_WHAT YOU SHOULD DO_
How many lines of these entries hold the string "Cellula"? Reply with the number alone.

=== GIVEN INFORMATION ===

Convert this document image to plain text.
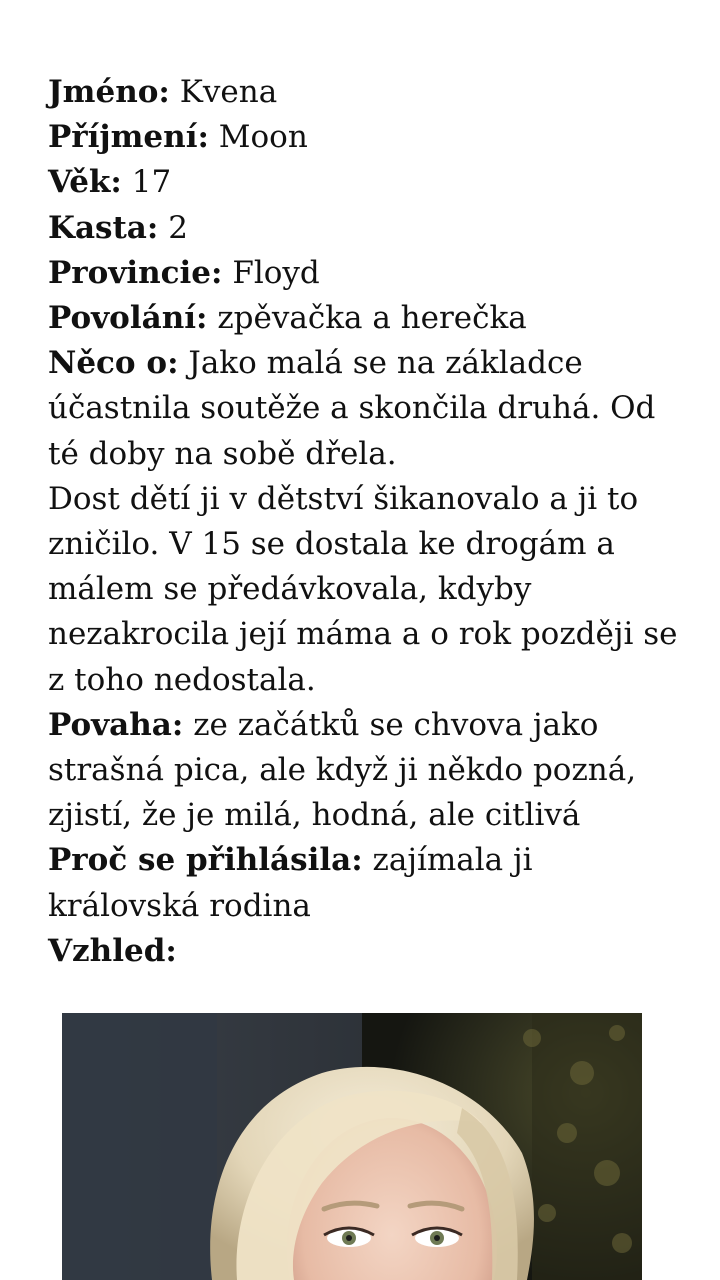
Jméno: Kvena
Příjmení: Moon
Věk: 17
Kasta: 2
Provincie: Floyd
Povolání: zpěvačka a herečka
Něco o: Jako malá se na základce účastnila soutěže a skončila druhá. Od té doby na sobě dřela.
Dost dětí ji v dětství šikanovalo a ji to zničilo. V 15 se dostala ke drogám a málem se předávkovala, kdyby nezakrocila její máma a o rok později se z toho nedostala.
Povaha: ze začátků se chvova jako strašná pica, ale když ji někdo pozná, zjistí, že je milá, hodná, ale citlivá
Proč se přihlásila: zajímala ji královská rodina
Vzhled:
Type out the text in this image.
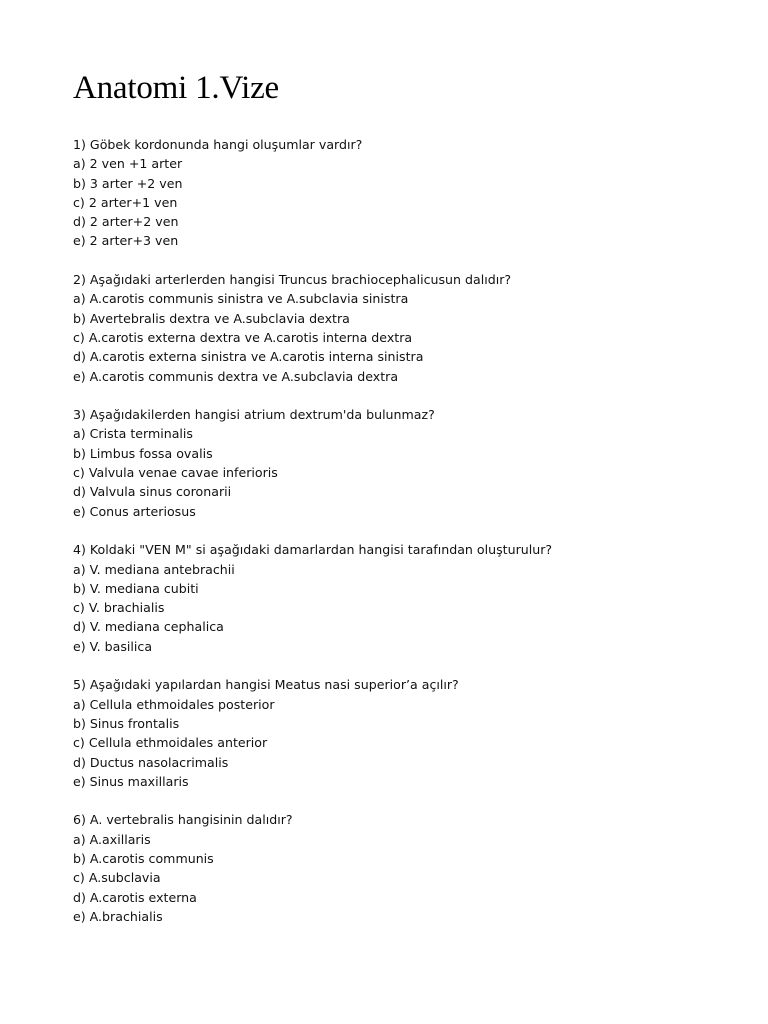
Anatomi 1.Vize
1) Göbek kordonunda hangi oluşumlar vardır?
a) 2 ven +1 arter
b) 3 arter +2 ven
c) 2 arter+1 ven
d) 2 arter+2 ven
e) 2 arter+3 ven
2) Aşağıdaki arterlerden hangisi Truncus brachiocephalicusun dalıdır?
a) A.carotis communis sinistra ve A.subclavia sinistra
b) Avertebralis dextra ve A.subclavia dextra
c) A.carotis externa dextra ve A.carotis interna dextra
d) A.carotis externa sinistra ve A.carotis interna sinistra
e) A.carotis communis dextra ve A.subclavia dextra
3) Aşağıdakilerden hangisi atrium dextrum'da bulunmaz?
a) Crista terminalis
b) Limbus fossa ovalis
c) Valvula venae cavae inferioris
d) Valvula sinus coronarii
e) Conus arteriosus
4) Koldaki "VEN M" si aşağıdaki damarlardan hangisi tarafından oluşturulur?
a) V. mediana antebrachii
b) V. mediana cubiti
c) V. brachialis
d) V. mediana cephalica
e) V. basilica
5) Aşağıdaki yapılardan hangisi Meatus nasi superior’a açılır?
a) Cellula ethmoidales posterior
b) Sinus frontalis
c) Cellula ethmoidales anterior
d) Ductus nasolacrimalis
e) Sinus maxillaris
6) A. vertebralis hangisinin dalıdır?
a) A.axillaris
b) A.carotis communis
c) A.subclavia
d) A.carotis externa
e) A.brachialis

===
=== GIVEN INFORMATION ===

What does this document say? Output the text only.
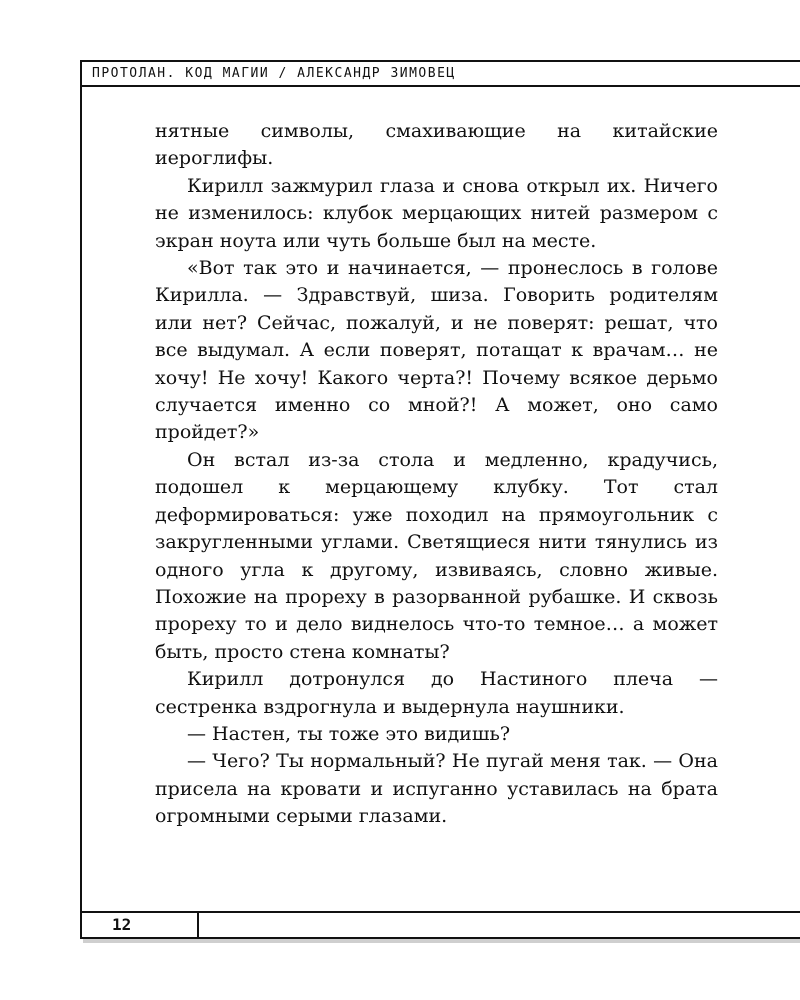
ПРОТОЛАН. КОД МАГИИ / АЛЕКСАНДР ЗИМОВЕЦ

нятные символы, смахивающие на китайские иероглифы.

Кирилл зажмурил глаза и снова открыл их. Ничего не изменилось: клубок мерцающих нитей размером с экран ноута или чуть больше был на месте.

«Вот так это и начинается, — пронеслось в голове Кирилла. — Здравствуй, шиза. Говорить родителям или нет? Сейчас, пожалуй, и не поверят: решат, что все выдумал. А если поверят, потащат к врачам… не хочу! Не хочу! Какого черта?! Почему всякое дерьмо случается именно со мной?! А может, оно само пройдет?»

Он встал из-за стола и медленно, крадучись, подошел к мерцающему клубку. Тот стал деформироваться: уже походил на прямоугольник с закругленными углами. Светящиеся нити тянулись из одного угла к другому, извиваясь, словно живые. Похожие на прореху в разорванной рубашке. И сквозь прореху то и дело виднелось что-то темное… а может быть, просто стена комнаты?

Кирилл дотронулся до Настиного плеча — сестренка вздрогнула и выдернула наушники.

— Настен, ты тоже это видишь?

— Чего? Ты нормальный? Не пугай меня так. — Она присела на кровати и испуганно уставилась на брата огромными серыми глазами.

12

===

_COMPLETED EXERCISE_
2